Copy all lines in which the word "专精特新" can be found.

....

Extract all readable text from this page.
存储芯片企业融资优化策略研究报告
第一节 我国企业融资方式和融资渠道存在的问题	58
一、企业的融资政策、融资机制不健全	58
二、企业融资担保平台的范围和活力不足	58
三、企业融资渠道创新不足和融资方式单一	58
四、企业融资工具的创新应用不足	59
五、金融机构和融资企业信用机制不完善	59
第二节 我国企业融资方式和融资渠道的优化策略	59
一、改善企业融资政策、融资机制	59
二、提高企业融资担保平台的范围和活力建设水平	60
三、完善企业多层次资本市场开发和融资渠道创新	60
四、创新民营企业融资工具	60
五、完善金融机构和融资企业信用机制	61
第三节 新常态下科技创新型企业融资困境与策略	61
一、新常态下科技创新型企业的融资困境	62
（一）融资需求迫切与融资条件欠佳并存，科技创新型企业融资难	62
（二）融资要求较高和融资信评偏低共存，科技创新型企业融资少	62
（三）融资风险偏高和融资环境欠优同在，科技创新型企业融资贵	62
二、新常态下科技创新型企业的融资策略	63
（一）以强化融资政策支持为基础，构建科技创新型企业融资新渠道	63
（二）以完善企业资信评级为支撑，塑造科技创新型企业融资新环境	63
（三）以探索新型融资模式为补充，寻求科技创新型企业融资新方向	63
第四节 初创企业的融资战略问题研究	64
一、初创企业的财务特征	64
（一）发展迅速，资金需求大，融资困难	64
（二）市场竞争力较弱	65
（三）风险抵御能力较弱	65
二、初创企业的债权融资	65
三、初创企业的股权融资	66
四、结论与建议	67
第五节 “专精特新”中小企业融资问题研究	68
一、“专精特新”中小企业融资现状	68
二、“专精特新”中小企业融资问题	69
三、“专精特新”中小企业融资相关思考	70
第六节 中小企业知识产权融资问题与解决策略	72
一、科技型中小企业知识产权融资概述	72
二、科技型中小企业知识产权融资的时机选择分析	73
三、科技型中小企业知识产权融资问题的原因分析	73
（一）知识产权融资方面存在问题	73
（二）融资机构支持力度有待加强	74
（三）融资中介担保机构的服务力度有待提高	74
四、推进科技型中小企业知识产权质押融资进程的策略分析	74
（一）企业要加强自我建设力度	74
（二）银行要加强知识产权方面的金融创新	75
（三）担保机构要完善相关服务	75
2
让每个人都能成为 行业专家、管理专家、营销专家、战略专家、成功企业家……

....

→ FULL RESPONSE:
第五节 “专精特新”中小企业融资问题研究	68
一、“专精特新”中小企业融资现状	68
二、“专精特新”中小企业融资问题	69
三、“专精特新”中小企业融资相关思考	70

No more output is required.